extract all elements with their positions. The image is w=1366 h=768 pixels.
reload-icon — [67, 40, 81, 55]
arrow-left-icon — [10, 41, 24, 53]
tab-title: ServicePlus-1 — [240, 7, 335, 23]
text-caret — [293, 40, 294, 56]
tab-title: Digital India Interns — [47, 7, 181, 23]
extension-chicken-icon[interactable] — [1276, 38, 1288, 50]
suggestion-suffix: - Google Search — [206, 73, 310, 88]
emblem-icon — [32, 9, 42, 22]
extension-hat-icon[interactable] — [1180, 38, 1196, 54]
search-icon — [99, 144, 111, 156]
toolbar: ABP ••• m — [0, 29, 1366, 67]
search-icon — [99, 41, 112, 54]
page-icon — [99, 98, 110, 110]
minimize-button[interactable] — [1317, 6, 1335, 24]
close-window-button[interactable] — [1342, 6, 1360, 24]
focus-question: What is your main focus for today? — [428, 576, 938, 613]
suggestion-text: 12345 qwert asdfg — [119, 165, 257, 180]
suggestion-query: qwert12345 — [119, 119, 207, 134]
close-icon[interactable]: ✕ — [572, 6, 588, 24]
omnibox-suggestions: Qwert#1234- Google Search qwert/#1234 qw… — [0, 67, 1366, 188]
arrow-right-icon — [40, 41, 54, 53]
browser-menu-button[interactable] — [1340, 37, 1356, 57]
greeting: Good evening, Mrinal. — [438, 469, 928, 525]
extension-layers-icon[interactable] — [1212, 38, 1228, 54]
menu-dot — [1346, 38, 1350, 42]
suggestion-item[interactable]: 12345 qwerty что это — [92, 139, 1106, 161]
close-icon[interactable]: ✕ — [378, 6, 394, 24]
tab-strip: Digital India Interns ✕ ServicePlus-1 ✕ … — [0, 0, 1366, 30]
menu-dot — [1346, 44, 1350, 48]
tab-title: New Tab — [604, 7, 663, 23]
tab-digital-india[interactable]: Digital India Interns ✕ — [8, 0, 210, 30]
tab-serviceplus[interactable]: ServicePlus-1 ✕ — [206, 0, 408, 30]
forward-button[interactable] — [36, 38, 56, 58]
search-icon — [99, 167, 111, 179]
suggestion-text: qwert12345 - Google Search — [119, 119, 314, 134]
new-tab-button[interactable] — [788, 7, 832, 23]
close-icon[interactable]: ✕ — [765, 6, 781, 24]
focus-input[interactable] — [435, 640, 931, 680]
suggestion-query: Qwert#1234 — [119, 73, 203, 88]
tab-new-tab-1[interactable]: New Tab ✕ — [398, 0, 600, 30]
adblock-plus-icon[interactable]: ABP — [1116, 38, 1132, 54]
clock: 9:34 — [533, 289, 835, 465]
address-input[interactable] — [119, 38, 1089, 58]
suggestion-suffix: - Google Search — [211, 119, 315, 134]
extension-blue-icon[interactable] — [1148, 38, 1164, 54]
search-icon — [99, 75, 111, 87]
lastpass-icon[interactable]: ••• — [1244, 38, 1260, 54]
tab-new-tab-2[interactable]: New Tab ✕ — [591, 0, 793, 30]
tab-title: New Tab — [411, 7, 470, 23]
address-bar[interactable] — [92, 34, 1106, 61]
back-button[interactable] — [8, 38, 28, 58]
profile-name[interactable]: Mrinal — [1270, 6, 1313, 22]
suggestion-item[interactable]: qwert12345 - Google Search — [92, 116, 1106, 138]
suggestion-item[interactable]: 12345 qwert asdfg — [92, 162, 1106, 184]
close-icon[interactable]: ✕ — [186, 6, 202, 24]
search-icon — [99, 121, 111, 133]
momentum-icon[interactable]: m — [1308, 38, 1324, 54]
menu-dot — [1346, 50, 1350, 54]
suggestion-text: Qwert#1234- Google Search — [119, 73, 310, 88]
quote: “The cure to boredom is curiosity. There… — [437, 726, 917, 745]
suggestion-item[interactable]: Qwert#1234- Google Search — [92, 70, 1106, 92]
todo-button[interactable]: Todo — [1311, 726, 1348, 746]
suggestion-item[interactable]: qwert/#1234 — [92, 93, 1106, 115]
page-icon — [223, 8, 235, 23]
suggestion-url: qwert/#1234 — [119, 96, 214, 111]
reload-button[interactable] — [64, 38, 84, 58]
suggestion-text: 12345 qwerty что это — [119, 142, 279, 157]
::::
→ **Short exercise**
Rewrite the listing above as a Markdown table with the columns "No." and "Entry", putting a row number in the first and one line in the second. Leave out any blank lines.

→ **Finished task**
| No. | Entry |
|---|---|
| 1 | extract all elements with their positions. The image is w=1366 h=768 pixels. |
| 2 | reload-icon — [67, 40, 81, 55] |
| 3 | arrow-left-icon — [10, 41, 24, 53] |
| 4 | tab-title: ServicePlus-1 — [240, 7, 335, 23] |
| 5 | text-caret — [293, 40, 294, 56] |
| 6 | tab-title: Digital India Interns — [47, 7, 181, 23] |
| 7 | extension-chicken-icon[interactable] — [1276, 38, 1288, 50] |
| 8 | suggestion-suffix: - Google Search — [206, 73, 310, 88] |
| 9 | emblem-icon — [32, 9, 42, 22] |
| 10 | extension-hat-icon[interactable] — [1180, 38, 1196, 54] |
| 11 | search-icon — [99, 144, 111, 156] |
| 12 | toolbar: ABP ••• m — [0, 29, 1366, 67] |
| 13 | search-icon — [99, 41, 112, 54] |
| 14 | page-icon — [99, 98, 110, 110] |
| 15 | minimize-button[interactable] — [1317, 6, 1335, 24] |
| 16 | close-window-button[interactable] — [1342, 6, 1360, 24] |
| 17 | focus-question: What is your main focus for today? — [428, 576, 938, 613] |
| 18 | suggestion-text: 12345 qwert asdfg — [119, 165, 257, 180] |
| 19 | suggestion-query: qwert12345 — [119, 119, 207, 134] |
| 20 | close-icon[interactable]: ✕ — [572, 6, 588, 24] |
| 21 | omnibox-suggestions: Qwert#1234- Google Search qwert/#1234 qw… — [0, 67, 1366, 188] |
| 22 | arrow-right-icon — [40, 41, 54, 53] |
| 23 | browser-menu-button[interactable] — [1340, 37, 1356, 57] |
| 24 | greeting: Good evening, Mrinal. — [438, 469, 928, 525] |
| 25 | extension-layers-icon[interactable] — [1212, 38, 1228, 54] |
| 26 | menu-dot — [1346, 38, 1350, 42] |
| 27 | suggestion-item[interactable]: 12345 qwerty что это — [92, 139, 1106, 161] |
| 28 | close-icon[interactable]: ✕ — [378, 6, 394, 24] |
| 29 | tab-strip: Digital India Interns ✕ ServicePlus-1 ✕ … — [0, 0, 1366, 30] |
| 30 | menu-dot — [1346, 44, 1350, 48] |
| 31 | tab-title: New Tab — [604, 7, 663, 23] |
| 32 | tab-digital-india[interactable]: Digital India Interns ✕ — [8, 0, 210, 30] |
| 33 | tab-serviceplus[interactable]: ServicePlus-1 ✕ — [206, 0, 408, 30] |
| 34 | forward-button[interactable] — [36, 38, 56, 58] |
| 35 | search-icon — [99, 167, 111, 179] |
| 36 | suggestion-text: qwert12345 - Google Search — [119, 119, 314, 134] |
| 37 | new-tab-button[interactable] — [788, 7, 832, 23] |
| 38 | close-icon[interactable]: ✕ — [765, 6, 781, 24] |
| 39 | focus-input[interactable] — [435, 640, 931, 680] |
| 40 | suggestion-query: Qwert#1234 — [119, 73, 203, 88] |
| 41 | tab-new-tab-1[interactable]: New Tab ✕ — [398, 0, 600, 30] |
| 42 | adblock-plus-icon[interactable]: ABP — [1116, 38, 1132, 54] |
| 43 | clock: 9:34 — [533, 289, 835, 465] |
| 44 | address-input[interactable] — [119, 38, 1089, 58] |
| 45 | suggestion-suffix: - Google Search — [211, 119, 315, 134] |
| 46 | extension-blue-icon[interactable] — [1148, 38, 1164, 54] |
| 47 | search-icon — [99, 75, 111, 87] |
| 48 | lastpass-icon[interactable]: ••• — [1244, 38, 1260, 54] |
| 49 | tab-new-tab-2[interactable]: New Tab ✕ — [591, 0, 793, 30] |
| 50 | tab-title: New Tab — [411, 7, 470, 23] |
| 51 | address-bar[interactable] — [92, 34, 1106, 61] |
| 52 | back-button[interactable] — [8, 38, 28, 58] |
| 53 | profile-name[interactable]: Mrinal — [1270, 6, 1313, 22] |
| 54 | suggestion-item[interactable]: qwert12345 - Google Search — [92, 116, 1106, 138] |
| 55 | suggestion-item[interactable]: 12345 qwert asdfg — [92, 162, 1106, 184] |
| 56 | close-icon[interactable]: ✕ — [186, 6, 202, 24] |
| 57 | search-icon — [99, 121, 111, 133] |
| 58 | momentum-icon[interactable]: m — [1308, 38, 1324, 54] |
| 59 | menu-dot — [1346, 50, 1350, 54] |
| 60 | suggestion-text: Qwert#1234- Google Search — [119, 73, 310, 88] |
| 61 | quote: “The cure to boredom is curiosity. There… — [437, 726, 917, 745] |
| 62 | suggestion-item[interactable]: Qwert#1234- Google Search — [92, 70, 1106, 92] |
| 63 | todo-button[interactable]: Todo — [1311, 726, 1348, 746] |
| 64 | suggestion-item[interactable]: qwert/#1234 — [92, 93, 1106, 115] |
| 65 | page-icon — [223, 8, 235, 23] |
| 66 | suggestion-url: qwert/#1234 — [119, 96, 214, 111] |
| 67 | reload-button[interactable] — [64, 38, 84, 58] |
| 68 | suggestion-text: 12345 qwerty что это — [119, 142, 279, 157] |